Exercise goal: Search the records that follow and extract every line containing the string "Utilization".

Begin Provided information

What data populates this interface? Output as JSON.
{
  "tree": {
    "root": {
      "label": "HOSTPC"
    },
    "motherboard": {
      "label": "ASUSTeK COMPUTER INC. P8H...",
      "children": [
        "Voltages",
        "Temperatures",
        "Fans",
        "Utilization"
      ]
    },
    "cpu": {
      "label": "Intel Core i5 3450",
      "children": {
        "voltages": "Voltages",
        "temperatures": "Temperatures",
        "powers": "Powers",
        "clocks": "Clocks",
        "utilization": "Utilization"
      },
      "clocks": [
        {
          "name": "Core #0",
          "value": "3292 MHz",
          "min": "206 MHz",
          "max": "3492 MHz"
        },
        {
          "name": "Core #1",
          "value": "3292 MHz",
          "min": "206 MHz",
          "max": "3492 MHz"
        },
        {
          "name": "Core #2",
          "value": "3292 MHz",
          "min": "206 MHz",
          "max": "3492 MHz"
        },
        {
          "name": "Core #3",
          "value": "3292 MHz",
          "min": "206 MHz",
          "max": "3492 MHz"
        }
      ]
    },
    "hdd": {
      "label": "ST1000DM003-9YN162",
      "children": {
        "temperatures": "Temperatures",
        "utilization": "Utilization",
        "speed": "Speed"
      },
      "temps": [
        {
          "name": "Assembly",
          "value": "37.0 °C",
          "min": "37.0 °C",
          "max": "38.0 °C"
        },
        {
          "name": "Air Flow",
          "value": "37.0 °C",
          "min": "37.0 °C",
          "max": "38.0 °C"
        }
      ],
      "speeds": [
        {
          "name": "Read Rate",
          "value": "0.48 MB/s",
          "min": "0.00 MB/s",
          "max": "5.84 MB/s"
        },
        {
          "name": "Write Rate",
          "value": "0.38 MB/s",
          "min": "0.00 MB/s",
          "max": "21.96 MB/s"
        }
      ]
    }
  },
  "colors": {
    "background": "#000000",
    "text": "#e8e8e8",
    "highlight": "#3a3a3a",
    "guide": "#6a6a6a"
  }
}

End Provided information
Begin Provided information

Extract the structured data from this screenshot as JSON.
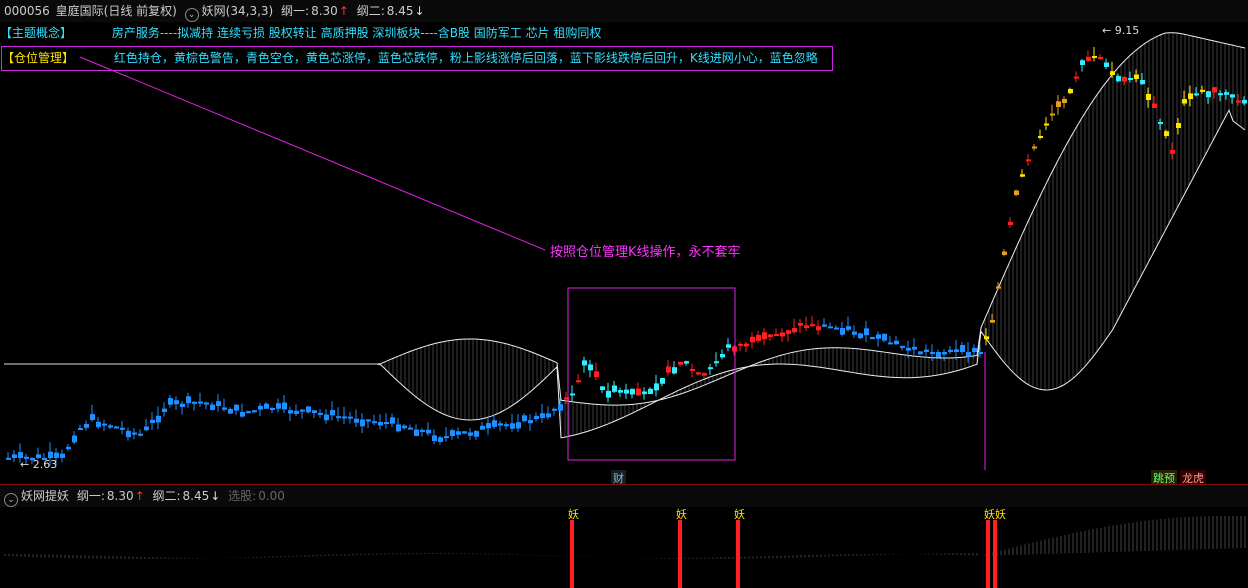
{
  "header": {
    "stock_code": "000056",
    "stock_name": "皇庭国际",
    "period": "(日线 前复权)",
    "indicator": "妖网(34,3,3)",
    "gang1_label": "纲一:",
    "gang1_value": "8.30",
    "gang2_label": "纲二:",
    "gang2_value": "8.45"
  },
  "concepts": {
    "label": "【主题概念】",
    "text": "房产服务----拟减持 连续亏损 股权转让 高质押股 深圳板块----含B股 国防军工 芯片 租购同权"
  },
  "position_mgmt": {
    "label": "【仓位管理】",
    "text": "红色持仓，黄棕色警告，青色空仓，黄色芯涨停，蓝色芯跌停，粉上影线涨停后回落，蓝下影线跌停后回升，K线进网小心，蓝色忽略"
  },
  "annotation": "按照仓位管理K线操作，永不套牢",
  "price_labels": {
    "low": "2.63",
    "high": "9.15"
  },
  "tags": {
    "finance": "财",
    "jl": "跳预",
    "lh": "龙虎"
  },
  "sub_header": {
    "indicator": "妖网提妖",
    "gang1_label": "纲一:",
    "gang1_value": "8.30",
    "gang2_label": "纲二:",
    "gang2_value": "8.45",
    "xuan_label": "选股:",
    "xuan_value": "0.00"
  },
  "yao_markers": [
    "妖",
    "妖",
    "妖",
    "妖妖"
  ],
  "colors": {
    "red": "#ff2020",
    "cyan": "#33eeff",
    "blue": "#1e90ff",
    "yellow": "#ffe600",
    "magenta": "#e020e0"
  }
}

End Provided information
Begin Provided information

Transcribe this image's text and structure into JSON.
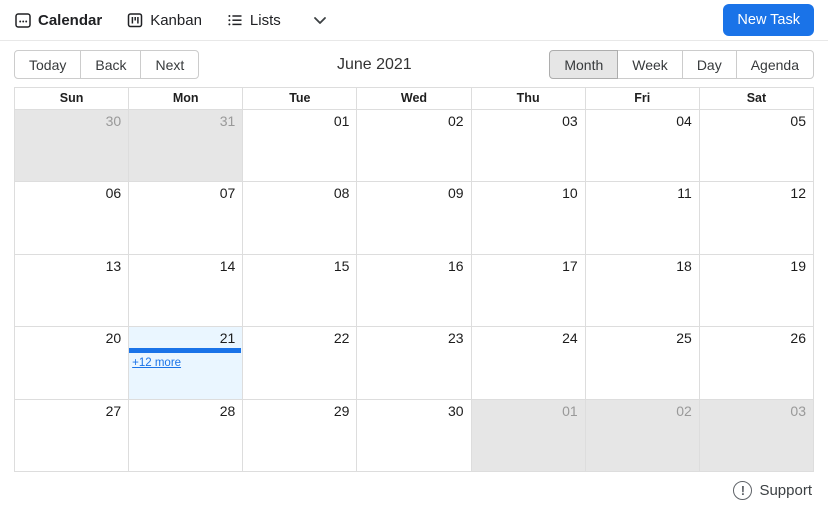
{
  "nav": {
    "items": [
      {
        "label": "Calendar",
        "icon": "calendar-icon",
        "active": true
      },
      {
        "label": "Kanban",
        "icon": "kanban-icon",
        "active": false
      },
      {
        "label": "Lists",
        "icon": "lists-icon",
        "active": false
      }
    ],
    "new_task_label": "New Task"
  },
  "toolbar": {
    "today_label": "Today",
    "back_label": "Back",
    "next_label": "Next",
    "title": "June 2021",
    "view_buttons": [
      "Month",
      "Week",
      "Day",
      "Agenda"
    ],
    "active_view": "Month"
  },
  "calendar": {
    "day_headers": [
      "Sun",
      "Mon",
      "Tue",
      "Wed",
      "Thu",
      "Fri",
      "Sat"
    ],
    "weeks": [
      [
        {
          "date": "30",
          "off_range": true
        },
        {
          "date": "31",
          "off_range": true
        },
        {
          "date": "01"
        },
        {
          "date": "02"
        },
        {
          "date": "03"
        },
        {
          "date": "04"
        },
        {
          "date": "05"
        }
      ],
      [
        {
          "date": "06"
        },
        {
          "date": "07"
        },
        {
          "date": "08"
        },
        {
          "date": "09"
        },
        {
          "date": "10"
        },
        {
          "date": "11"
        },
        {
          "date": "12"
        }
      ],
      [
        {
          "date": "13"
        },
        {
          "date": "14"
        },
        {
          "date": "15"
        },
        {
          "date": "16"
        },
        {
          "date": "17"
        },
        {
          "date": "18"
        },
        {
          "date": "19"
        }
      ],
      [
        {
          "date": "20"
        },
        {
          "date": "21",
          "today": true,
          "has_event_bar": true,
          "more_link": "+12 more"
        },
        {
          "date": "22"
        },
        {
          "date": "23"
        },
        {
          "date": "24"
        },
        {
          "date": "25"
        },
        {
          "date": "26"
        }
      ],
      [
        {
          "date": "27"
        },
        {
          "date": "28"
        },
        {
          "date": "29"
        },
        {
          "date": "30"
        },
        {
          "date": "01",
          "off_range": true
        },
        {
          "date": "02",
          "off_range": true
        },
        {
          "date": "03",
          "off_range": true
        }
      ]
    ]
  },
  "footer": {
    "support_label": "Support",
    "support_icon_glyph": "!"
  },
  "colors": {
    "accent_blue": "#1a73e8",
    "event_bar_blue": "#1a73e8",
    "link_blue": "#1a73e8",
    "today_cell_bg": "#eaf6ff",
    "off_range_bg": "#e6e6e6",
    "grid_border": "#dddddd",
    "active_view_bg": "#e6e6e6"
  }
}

End Provided information

Reply:
        "Utilization"
        "utilization": "Utilization"
        "utilization": "Utilization",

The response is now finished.